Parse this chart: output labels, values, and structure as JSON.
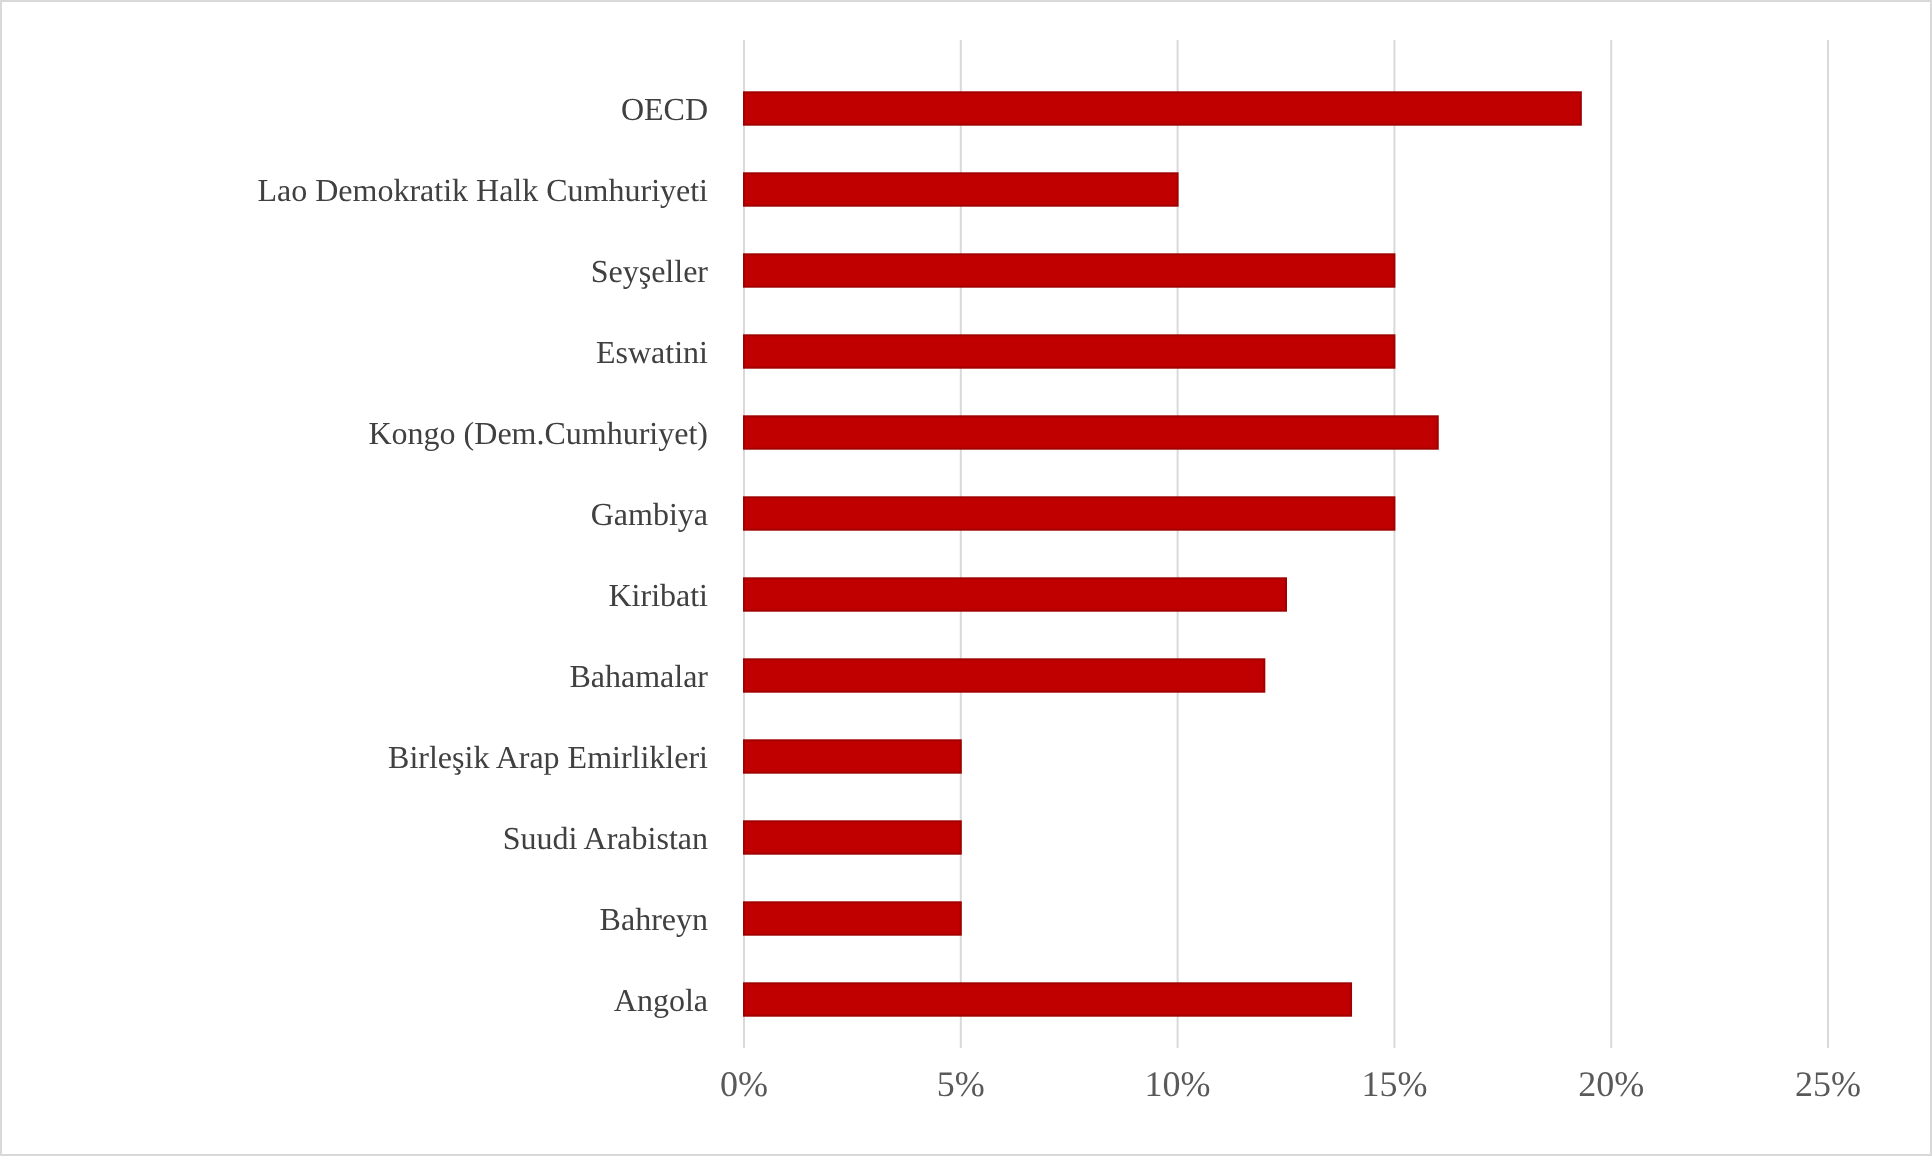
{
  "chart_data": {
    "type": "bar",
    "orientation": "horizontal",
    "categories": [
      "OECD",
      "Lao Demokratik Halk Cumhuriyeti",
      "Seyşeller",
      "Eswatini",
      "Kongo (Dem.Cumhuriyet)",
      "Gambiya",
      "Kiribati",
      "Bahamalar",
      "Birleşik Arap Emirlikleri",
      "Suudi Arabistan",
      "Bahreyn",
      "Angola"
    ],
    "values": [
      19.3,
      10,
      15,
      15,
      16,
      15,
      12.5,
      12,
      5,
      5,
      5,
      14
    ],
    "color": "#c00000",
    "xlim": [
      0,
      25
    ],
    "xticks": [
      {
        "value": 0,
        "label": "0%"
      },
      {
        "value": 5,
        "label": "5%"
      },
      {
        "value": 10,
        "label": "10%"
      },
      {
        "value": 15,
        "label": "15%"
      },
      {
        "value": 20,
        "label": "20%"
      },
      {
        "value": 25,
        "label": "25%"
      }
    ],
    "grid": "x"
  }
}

^^^^^^^^

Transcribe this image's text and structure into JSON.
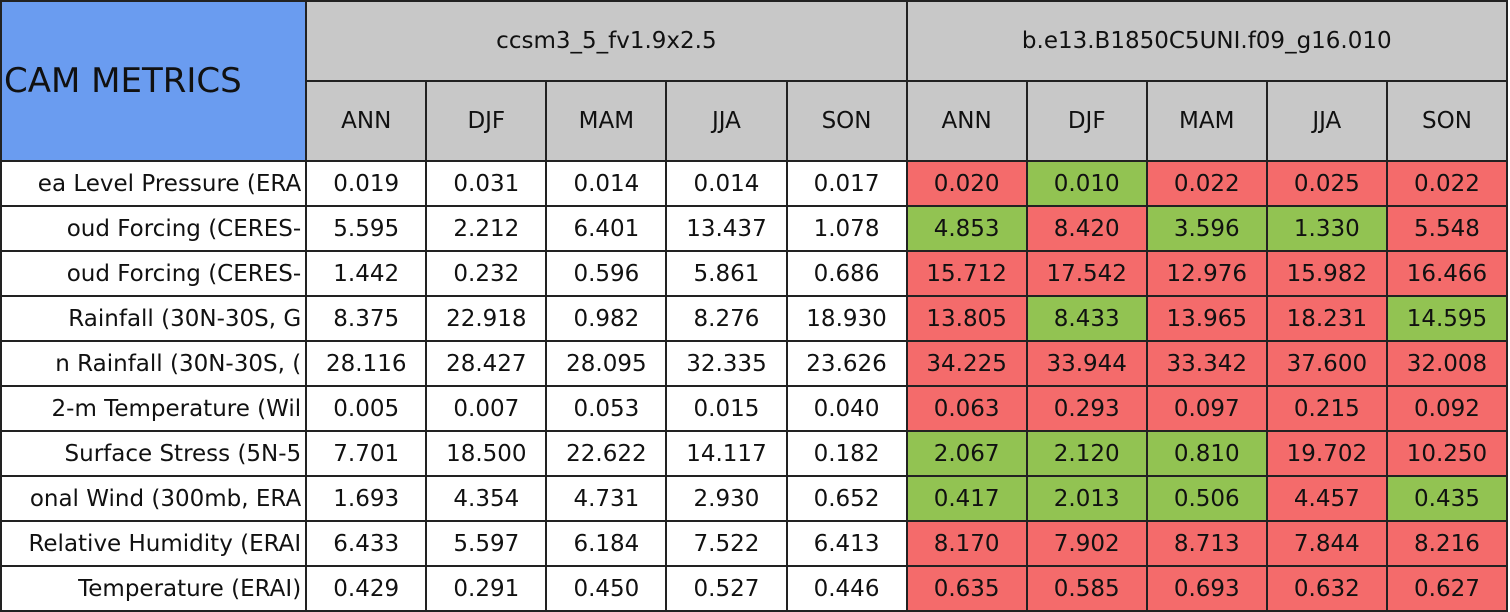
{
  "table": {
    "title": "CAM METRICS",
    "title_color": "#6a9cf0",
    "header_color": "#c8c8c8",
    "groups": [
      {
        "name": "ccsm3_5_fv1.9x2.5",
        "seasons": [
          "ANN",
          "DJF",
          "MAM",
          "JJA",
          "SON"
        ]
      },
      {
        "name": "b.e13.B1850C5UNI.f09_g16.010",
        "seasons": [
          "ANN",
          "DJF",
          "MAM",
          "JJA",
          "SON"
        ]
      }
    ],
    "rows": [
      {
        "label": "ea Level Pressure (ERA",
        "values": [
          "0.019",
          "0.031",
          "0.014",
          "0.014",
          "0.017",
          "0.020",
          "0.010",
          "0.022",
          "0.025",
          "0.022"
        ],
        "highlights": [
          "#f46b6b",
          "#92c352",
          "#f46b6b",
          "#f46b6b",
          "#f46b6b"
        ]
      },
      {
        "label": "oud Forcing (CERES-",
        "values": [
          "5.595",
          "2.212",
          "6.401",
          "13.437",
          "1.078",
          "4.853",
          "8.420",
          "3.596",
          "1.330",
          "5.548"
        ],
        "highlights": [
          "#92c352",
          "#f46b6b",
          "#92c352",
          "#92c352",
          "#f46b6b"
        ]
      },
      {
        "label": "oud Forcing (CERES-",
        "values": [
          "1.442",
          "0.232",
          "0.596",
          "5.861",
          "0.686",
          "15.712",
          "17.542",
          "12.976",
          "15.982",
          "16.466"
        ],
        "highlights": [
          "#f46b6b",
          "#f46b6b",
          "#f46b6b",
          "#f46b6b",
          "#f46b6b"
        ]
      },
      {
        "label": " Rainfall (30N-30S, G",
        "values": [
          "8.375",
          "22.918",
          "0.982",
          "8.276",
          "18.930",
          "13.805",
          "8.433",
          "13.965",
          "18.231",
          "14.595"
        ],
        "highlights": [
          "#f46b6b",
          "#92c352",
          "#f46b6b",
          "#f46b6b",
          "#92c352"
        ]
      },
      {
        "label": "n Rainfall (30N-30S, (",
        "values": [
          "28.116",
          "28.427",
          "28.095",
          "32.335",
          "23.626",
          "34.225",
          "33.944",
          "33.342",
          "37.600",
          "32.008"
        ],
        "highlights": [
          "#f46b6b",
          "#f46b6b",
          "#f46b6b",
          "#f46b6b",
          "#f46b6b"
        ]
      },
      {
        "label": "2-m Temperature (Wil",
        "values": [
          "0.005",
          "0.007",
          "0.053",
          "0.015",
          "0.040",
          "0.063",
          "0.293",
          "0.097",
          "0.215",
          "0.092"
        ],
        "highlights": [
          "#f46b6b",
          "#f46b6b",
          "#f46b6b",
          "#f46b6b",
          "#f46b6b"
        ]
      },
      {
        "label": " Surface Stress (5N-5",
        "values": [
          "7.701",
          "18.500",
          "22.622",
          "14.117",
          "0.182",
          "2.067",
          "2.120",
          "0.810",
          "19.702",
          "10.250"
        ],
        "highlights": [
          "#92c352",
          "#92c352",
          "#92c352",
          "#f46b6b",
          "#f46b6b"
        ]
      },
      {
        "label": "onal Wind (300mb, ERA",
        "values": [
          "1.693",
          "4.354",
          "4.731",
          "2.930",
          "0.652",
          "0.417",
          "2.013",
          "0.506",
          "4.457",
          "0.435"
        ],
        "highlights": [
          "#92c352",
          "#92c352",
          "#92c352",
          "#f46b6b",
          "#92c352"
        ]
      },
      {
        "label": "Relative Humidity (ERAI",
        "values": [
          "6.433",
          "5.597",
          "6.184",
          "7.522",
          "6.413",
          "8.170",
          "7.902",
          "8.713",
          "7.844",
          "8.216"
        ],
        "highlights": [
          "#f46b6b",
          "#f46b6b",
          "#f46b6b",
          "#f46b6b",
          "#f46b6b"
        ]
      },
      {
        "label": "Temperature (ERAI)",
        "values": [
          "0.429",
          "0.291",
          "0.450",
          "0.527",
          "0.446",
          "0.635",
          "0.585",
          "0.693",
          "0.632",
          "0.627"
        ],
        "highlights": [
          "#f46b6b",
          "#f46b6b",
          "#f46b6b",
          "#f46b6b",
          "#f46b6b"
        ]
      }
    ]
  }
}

^^^^^^^^

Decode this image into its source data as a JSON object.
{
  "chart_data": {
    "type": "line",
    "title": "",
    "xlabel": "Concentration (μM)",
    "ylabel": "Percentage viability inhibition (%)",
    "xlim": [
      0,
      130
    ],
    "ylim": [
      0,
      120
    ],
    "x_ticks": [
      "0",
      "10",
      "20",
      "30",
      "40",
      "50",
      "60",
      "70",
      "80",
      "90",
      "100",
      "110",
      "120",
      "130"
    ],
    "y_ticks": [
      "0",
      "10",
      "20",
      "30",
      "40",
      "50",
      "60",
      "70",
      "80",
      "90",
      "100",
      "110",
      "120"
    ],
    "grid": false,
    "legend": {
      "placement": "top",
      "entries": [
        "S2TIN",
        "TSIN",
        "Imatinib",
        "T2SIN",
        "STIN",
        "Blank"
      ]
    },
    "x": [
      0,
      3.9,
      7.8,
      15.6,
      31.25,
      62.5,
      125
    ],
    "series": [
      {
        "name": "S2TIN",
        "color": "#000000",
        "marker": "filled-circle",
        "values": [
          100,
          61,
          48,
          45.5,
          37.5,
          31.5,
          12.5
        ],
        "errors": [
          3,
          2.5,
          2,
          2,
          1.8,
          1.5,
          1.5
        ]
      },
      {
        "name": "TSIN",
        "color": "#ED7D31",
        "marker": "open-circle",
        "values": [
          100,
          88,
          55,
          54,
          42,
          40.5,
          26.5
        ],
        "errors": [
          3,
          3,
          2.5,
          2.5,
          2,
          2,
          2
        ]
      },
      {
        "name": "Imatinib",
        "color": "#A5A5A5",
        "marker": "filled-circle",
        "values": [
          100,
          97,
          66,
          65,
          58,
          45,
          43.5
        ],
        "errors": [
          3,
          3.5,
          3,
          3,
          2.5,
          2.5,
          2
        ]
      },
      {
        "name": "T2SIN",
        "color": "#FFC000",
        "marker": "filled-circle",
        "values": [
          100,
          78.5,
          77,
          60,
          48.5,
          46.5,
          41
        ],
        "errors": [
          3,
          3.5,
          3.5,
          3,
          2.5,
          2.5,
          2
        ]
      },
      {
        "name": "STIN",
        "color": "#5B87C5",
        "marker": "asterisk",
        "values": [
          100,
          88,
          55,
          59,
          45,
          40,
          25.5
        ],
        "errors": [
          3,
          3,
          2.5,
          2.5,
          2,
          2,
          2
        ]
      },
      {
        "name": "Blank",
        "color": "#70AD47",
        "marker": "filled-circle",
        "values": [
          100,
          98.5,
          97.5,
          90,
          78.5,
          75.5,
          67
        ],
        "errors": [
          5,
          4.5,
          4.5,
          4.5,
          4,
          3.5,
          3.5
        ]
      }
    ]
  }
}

^^^^^^^^

All lines that include "ERAI" are to be gathered and copied.

● Solution to this problem
        "label": "Relative Humidity (ERAI",
        "label": "Temperature (ERAI)",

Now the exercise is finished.